--- start RECORDS FOR PROCESSING ---

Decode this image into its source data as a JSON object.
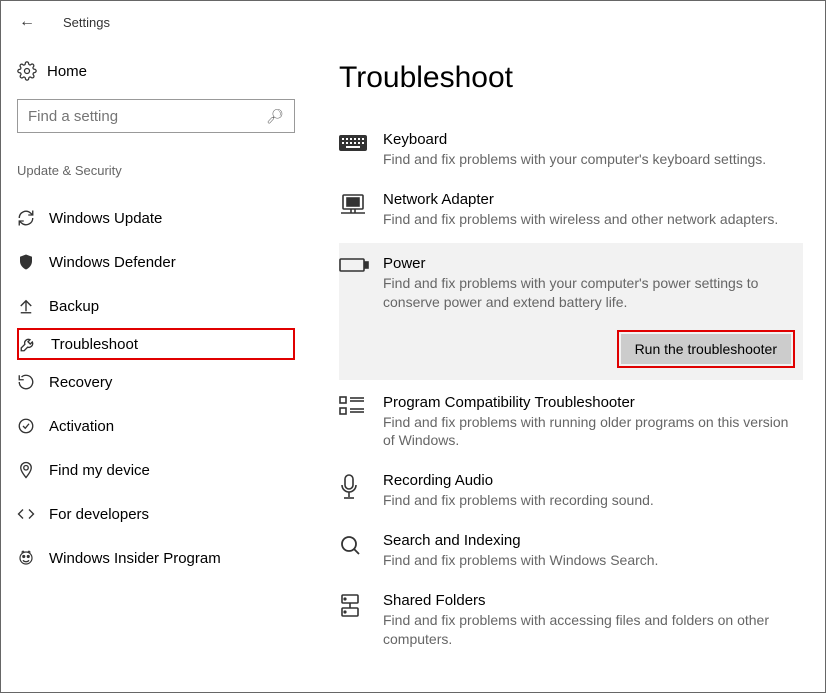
{
  "titlebar": {
    "title": "Settings"
  },
  "sidebar": {
    "home_label": "Home",
    "search_placeholder": "Find a setting",
    "section_title": "Update & Security",
    "items": [
      {
        "label": "Windows Update"
      },
      {
        "label": "Windows Defender"
      },
      {
        "label": "Backup"
      },
      {
        "label": "Troubleshoot"
      },
      {
        "label": "Recovery"
      },
      {
        "label": "Activation"
      },
      {
        "label": "Find my device"
      },
      {
        "label": "For developers"
      },
      {
        "label": "Windows Insider Program"
      }
    ]
  },
  "main": {
    "title": "Troubleshoot",
    "items": [
      {
        "title": "Keyboard",
        "desc": "Find and fix problems with your computer's keyboard settings."
      },
      {
        "title": "Network Adapter",
        "desc": "Find and fix problems with wireless and other network adapters."
      },
      {
        "title": "Power",
        "desc": "Find and fix problems with your computer's power settings to conserve power and extend battery life."
      },
      {
        "title": "Program Compatibility Troubleshooter",
        "desc": "Find and fix problems with running older programs on this version of Windows."
      },
      {
        "title": "Recording Audio",
        "desc": "Find and fix problems with recording sound."
      },
      {
        "title": "Search and Indexing",
        "desc": "Find and fix problems with Windows Search."
      },
      {
        "title": "Shared Folders",
        "desc": "Find and fix problems with accessing files and folders on other computers."
      }
    ],
    "run_label": "Run the troubleshooter"
  }
}
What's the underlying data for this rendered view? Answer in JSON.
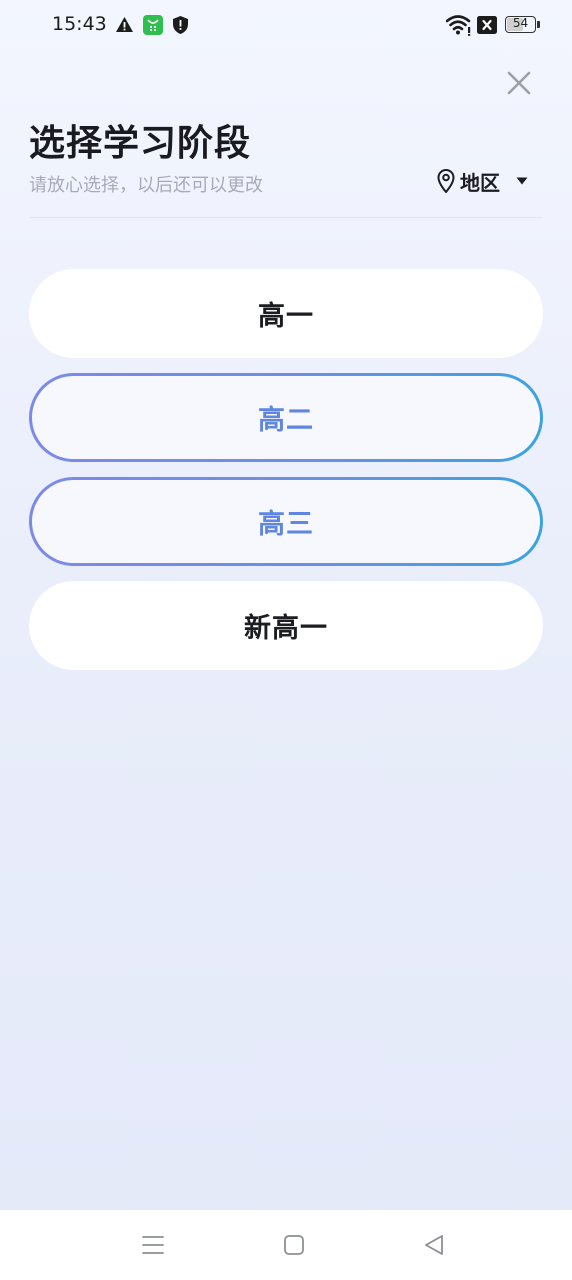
{
  "status_bar": {
    "time": "15:43",
    "battery_level": "54",
    "icons": [
      "warning-icon",
      "app-badge-icon",
      "shield-icon",
      "wifi-icon",
      "sim-disabled-icon",
      "battery-icon"
    ]
  },
  "header": {
    "title": "选择学习阶段",
    "subtitle": "请放心选择，以后还可以更改",
    "region_label": "地区",
    "close_icon": "close-icon",
    "region_icon": "location-pin-icon",
    "dropdown_icon": "caret-down-icon"
  },
  "grades": [
    {
      "label": "高一",
      "selected": false
    },
    {
      "label": "高二",
      "selected": true
    },
    {
      "label": "高三",
      "selected": true
    },
    {
      "label": "新高一",
      "selected": false
    }
  ],
  "nav_bar": {
    "icons": [
      "menu-icon",
      "home-icon",
      "back-icon"
    ]
  },
  "colors": {
    "selected_text": "#5f86e2",
    "selected_border_start": "#7d89e8",
    "selected_border_end": "#3ca3e0",
    "subtitle": "#a7abb6"
  }
}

--- end RECORDS FOR PROCESSING ---

▶ _BRIEF_:
Leave out the pictures and output the rest of the material exactly as written.

▶ _WRITTEN ANSWER_:
Decode this image into its source data as a JSON object.
{
  "titlebar": {
    "title": "Settings"
  },
  "sidebar": {
    "home_label": "Home",
    "search_placeholder": "Find a setting",
    "section_title": "Update & Security",
    "items": [
      {
        "label": "Windows Update"
      },
      {
        "label": "Windows Defender"
      },
      {
        "label": "Backup"
      },
      {
        "label": "Troubleshoot"
      },
      {
        "label": "Recovery"
      },
      {
        "label": "Activation"
      },
      {
        "label": "Find my device"
      },
      {
        "label": "For developers"
      },
      {
        "label": "Windows Insider Program"
      }
    ]
  },
  "main": {
    "title": "Troubleshoot",
    "items": [
      {
        "title": "Keyboard",
        "desc": "Find and fix problems with your computer's keyboard settings."
      },
      {
        "title": "Network Adapter",
        "desc": "Find and fix problems with wireless and other network adapters."
      },
      {
        "title": "Power",
        "desc": "Find and fix problems with your computer's power settings to conserve power and extend battery life."
      },
      {
        "title": "Program Compatibility Troubleshooter",
        "desc": "Find and fix problems with running older programs on this version of Windows."
      },
      {
        "title": "Recording Audio",
        "desc": "Find and fix problems with recording sound."
      },
      {
        "title": "Search and Indexing",
        "desc": "Find and fix problems with Windows Search."
      },
      {
        "title": "Shared Folders",
        "desc": "Find and fix problems with accessing files and folders on other computers."
      }
    ],
    "run_label": "Run the troubleshooter"
  }
}
What's the underlying data for this rendered view? Answer in JSON.
{
  "status_bar": {
    "time": "15:43",
    "battery_level": "54",
    "icons": [
      "warning-icon",
      "app-badge-icon",
      "shield-icon",
      "wifi-icon",
      "sim-disabled-icon",
      "battery-icon"
    ]
  },
  "header": {
    "title": "选择学习阶段",
    "subtitle": "请放心选择，以后还可以更改",
    "region_label": "地区",
    "close_icon": "close-icon",
    "region_icon": "location-pin-icon",
    "dropdown_icon": "caret-down-icon"
  },
  "grades": [
    {
      "label": "高一",
      "selected": false
    },
    {
      "label": "高二",
      "selected": true
    },
    {
      "label": "高三",
      "selected": true
    },
    {
      "label": "新高一",
      "selected": false
    }
  ],
  "nav_bar": {
    "icons": [
      "menu-icon",
      "home-icon",
      "back-icon"
    ]
  },
  "colors": {
    "selected_text": "#5f86e2",
    "selected_border_start": "#7d89e8",
    "selected_border_end": "#3ca3e0",
    "subtitle": "#a7abb6"
  }
}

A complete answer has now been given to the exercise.